[Data items]
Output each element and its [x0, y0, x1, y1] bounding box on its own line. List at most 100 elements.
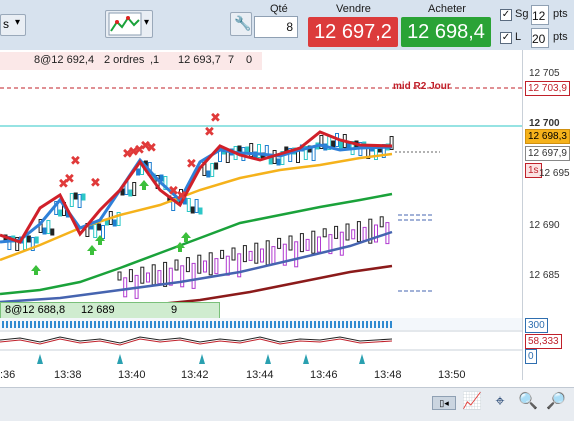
qty-input[interactable]: 8 [254, 16, 298, 38]
volume-bar [50, 321, 52, 328]
position-qty-label: 8@12 688,8 [5, 304, 66, 316]
candle [208, 252, 213, 276]
stop-gain-checkbox[interactable]: ✓ [500, 9, 512, 21]
volume-bar [346, 321, 348, 328]
volume-bar [46, 321, 48, 328]
time-axis[interactable]: :36 13:38 13:40 13:42 13:44 13:46 13:48 … [0, 366, 522, 386]
chart-type-button[interactable]: ▾ [105, 10, 153, 38]
crosshair-icon[interactable]: ⌖ [490, 392, 510, 412]
candle [248, 250, 253, 261]
buy-label: Acheter [428, 3, 466, 15]
sg-input[interactable]: 12 [531, 5, 549, 25]
candle [271, 246, 276, 265]
sell-button[interactable]: 12 697,2 [308, 17, 398, 47]
candle [128, 189, 133, 197]
volume-bar [266, 321, 268, 328]
volume-bar [214, 321, 216, 328]
volume-bar [74, 321, 76, 328]
volume-bar [286, 321, 288, 328]
sell-signal-marker: ✖ [176, 189, 187, 204]
settings-button[interactable]: 🔧 [230, 12, 252, 36]
candle [174, 259, 179, 271]
wrench-icon: 🔧 [234, 15, 252, 31]
candle [34, 236, 39, 244]
volume-bar [158, 321, 160, 328]
candle [93, 224, 98, 238]
candle [128, 269, 133, 283]
candle [305, 238, 310, 251]
volume-bar [282, 321, 284, 328]
candle [214, 258, 219, 275]
instrument-dropdown[interactable]: s ▾ [0, 14, 26, 36]
candle [260, 248, 264, 263]
buy-button[interactable]: 12 698,4 [401, 17, 491, 47]
candle [140, 266, 145, 284]
volume-bar [294, 321, 296, 328]
volume-bar [334, 321, 336, 328]
orders-strip[interactable]: 8@12 692,4 2 ordres ,1 12 693,7 7 0 [0, 52, 262, 70]
sell-signal-marker: ✖ [186, 157, 197, 172]
stop-loss-checkbox[interactable]: ✓ [500, 32, 512, 44]
candle [26, 235, 31, 243]
candle [194, 199, 199, 213]
candle [345, 223, 350, 241]
y-tick: 12 685 [529, 270, 560, 281]
signal-spikes [37, 354, 365, 364]
candle [276, 158, 281, 166]
signal-spike [303, 354, 309, 364]
l-input[interactable]: 20 [531, 28, 549, 48]
orders-count-label[interactable]: 2 ordres [104, 54, 144, 66]
chevron-down-icon: ▾ [15, 17, 21, 28]
volume-bar [106, 321, 108, 328]
candle [288, 235, 293, 251]
volume-bar [102, 321, 104, 328]
candle [220, 249, 225, 259]
x-tick: 13:42 [181, 369, 209, 381]
price-axis[interactable]: 12 705 12 703,9 12 700 12 698,3 12 697,9… [522, 50, 574, 380]
volume-bar [6, 321, 8, 328]
signal-tag: 0 [525, 349, 537, 364]
order-fragment: 0 [246, 54, 253, 66]
pending-order-label[interactable]: 8@12 692,4 [34, 54, 94, 66]
zoom-in-icon[interactable]: 🔎 [546, 392, 566, 412]
candle [225, 255, 230, 276]
oscillator-line [0, 338, 393, 346]
candle [58, 209, 63, 217]
order-price-label[interactable]: 12 693,7 [178, 54, 221, 66]
ma-blue-line [0, 230, 393, 304]
volume-bar [318, 321, 320, 328]
y-tick: 12 705 [529, 68, 560, 79]
zoom-out-icon[interactable]: 🔍 [518, 392, 538, 412]
candle [81, 193, 86, 201]
volume-bar [54, 321, 56, 328]
volume-bar [82, 321, 84, 328]
candle [351, 229, 356, 240]
candle [317, 236, 321, 253]
volume-bar [30, 321, 32, 328]
volume-bar [150, 321, 152, 328]
volume-bar [246, 321, 248, 328]
candle [257, 144, 261, 158]
volume-bar [194, 321, 196, 328]
candle [180, 265, 185, 288]
chart-type-icon[interactable]: 📈 [462, 392, 482, 412]
candle [203, 260, 207, 273]
x-tick: 13:50 [438, 369, 466, 381]
candle [242, 245, 247, 263]
volume-bar [130, 321, 132, 328]
candle [331, 140, 336, 148]
volume-bar [14, 321, 16, 328]
x-tick: 13:38 [54, 369, 82, 381]
r2-level-label: mid R2 Jour [393, 81, 451, 92]
volume-bar [378, 321, 380, 328]
l-label: L [515, 31, 522, 43]
buy-signal-marker [139, 180, 149, 190]
volume-bar [18, 321, 20, 328]
volume-bar [174, 321, 176, 328]
x-tick: :36 [0, 369, 16, 381]
volume-bar [390, 321, 392, 328]
scroll-control[interactable]: ▯◂ [432, 396, 456, 410]
volume-bar [142, 321, 144, 328]
volume-bar [118, 321, 120, 328]
l-unit: pts [553, 31, 568, 43]
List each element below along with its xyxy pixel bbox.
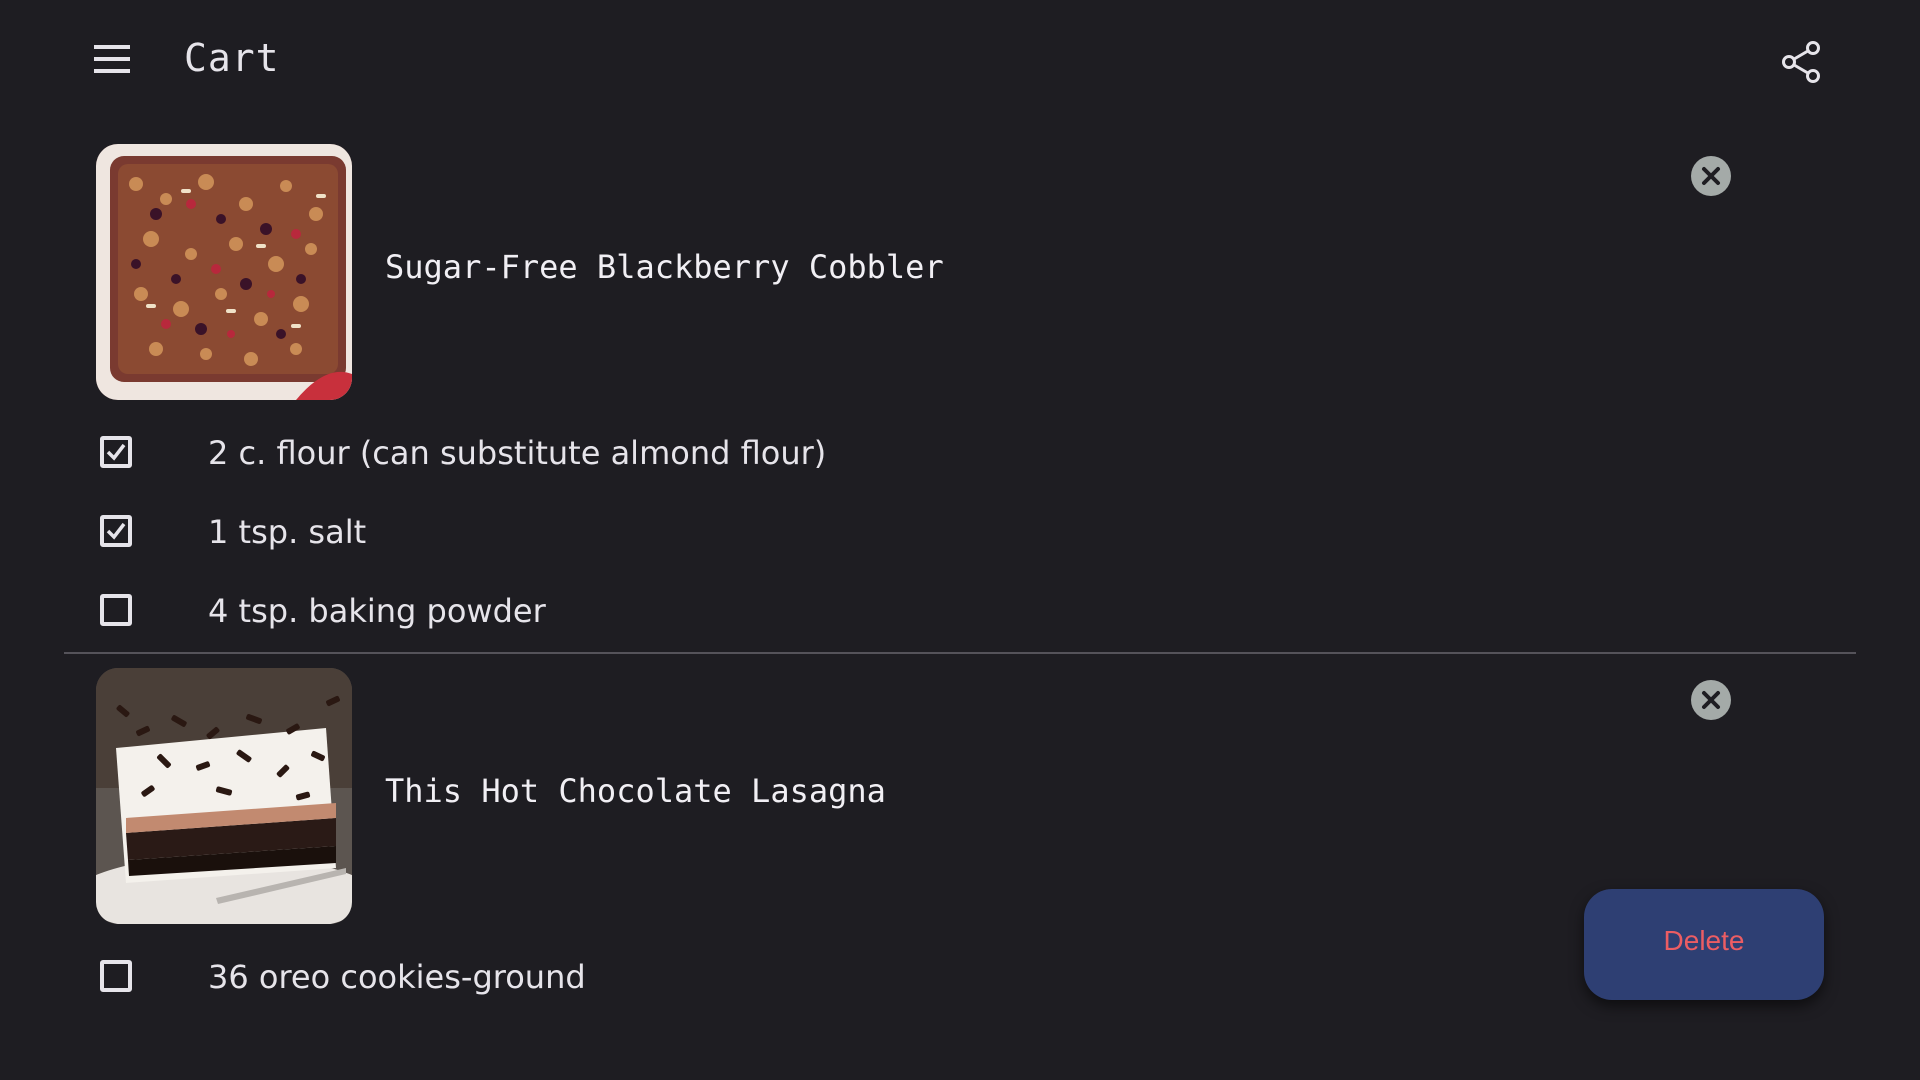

▶ AIM:
Render the lines of the entries above as a numbered list, leaving out blank lines. Do not include the pictures in your answer.

▶ OUTPUT FOR THIS EXERCISE:
1. Output each element and its [x0, y0, x1, y1] bounding box on its own line. List at most 100 elements.
2. qty-input[interactable]: 8 [254, 16, 298, 38]
3. volume-bar [50, 321, 52, 328]
4. position-qty-label: 8@12 688,8 [5, 304, 66, 316]
5. candle [208, 252, 213, 276]
6. stop-gain-checkbox[interactable]: ✓ [500, 9, 512, 21]
7. volume-bar [346, 321, 348, 328]
8. volume-bar [46, 321, 48, 328]
9. time-axis[interactable]: :36 13:38 13:40 13:42 13:44 13:46 13:48 … [0, 366, 522, 386]
10. chart-type-button[interactable]: ▾ [105, 10, 153, 38]
11. crosshair-icon[interactable]: ⌖ [490, 392, 510, 412]
12. candle [248, 250, 253, 261]
13. buy-label: Acheter [428, 3, 466, 15]
14. sg-input[interactable]: 12 [531, 5, 549, 25]
15. candle [271, 246, 276, 265]
16. sell-button[interactable]: 12 697,2 [308, 17, 398, 47]
17. candle [128, 189, 133, 197]
18. volume-bar [266, 321, 268, 328]
19. volume-bar [214, 321, 216, 328]
20. volume-bar [74, 321, 76, 328]
21. volume-bar [286, 321, 288, 328]
22. sell-signal-marker: ✖ [176, 189, 187, 204]
23. settings-button[interactable]: 🔧 [230, 12, 252, 36]
24. candle [174, 259, 179, 271]
25. wrench-icon: 🔧 [234, 15, 252, 31]
26. candle [34, 236, 39, 244]
27. volume-bar [158, 321, 160, 328]
28. candle [93, 224, 98, 238]
29. candle [128, 269, 133, 283]
30. candle [305, 238, 310, 251]
31. volume-bar [282, 321, 284, 328]
32. candle [214, 258, 219, 275]
33. instrument-dropdown[interactable]: s ▾ [0, 14, 26, 36]
34. candle [260, 248, 264, 263]
35. buy-button[interactable]: 12 698,4 [401, 17, 491, 47]
36. candle [140, 266, 145, 284]
37. volume-bar [294, 321, 296, 328]
38. volume-bar [334, 321, 336, 328]
39. orders-strip[interactable]: 8@12 692,4 2 ordres ,1 12 693,7 7 0 [0, 52, 262, 70]
40. sell-signal-marker: ✖ [186, 157, 197, 172]
41. stop-loss-checkbox[interactable]: ✓ [500, 32, 512, 44]
42. candle [26, 235, 31, 243]
43. candle [194, 199, 199, 213]
44. candle [345, 223, 350, 241]
45. y-tick: 12 685 [529, 270, 560, 281]
46. signal-spikes [37, 354, 365, 364]
47. candle [276, 158, 281, 166]
48. signal-spike [303, 354, 309, 364]
49. l-input[interactable]: 20 [531, 28, 549, 48]
50. orders-count-label[interactable]: 2 ordres [104, 54, 144, 66]
51. chevron-down-icon: ▾ [15, 17, 21, 28]
52. volume-bar [106, 321, 108, 328]
53. candle [288, 235, 293, 251]
54. volume-bar [102, 321, 104, 328]
55. candle [220, 249, 225, 259]
56. x-tick: 13:42 [181, 369, 209, 381]
57. price-axis[interactable]: 12 705 12 703,9 12 700 12 698,3 12 697,9… [522, 50, 574, 380]
58. volume-bar [6, 321, 8, 328]
59. signal-tag: 0 [525, 349, 537, 364]
60. order-fragment: 0 [246, 54, 253, 66]
61. pending-order-label[interactable]: 8@12 692,4 [34, 54, 94, 66]
62. zoom-in-icon[interactable]: 🔎 [546, 392, 566, 412]
63. candle [225, 255, 230, 276]
64. oscillator-line [0, 338, 393, 346]
65. candle [58, 209, 63, 217]
66. order-price-label[interactable]: 12 693,7 [178, 54, 221, 66]
67. ma-blue-line [0, 230, 393, 304]
68. volume-bar [318, 321, 320, 328]
69. y-tick: 12 705 [529, 68, 560, 79]
70. zoom-out-icon[interactable]: 🔍 [518, 392, 538, 412]
71. candle [81, 193, 86, 201]
72. volume-bar [54, 321, 56, 328]
73. volume-bar [82, 321, 84, 328]
74. candle [351, 229, 356, 240]
75. candle [317, 236, 321, 253]
76. volume-bar [30, 321, 32, 328]
77. volume-bar [150, 321, 152, 328]
78. volume-bar [246, 321, 248, 328]
79. candle [257, 144, 261, 158]
80. volume-bar [194, 321, 196, 328]
81. candle [180, 265, 185, 288]
82. chart-type-icon[interactable]: 📈 [462, 392, 482, 412]
83. candle [203, 260, 207, 273]
84. x-tick: 13:50 [438, 369, 466, 381]
85. candle [242, 245, 247, 263]
86. volume-bar [130, 321, 132, 328]
87. candle [331, 140, 336, 148]
88. volume-bar [14, 321, 16, 328]
89. x-tick: 13:38 [54, 369, 82, 381]
90. r2-level-label: mid R2 Jour [393, 81, 451, 92]
91. volume-bar [378, 321, 380, 328]
92. l-label: L [515, 31, 522, 43]
93. buy-signal-marker [139, 180, 149, 190]
94. volume-bar [18, 321, 20, 328]
95. volume-bar [174, 321, 176, 328]
96. x-tick: :36 [0, 369, 16, 381]
97. volume-bar [390, 321, 392, 328]
98. scroll-control[interactable]: ▯◂ [432, 396, 456, 410]
99. volume-bar [142, 321, 144, 328]
100. volume-bar [118, 321, 120, 328]
101. l-unit: pts [553, 31, 568, 43]
102. List each element below along with its xyxy pixel bbox.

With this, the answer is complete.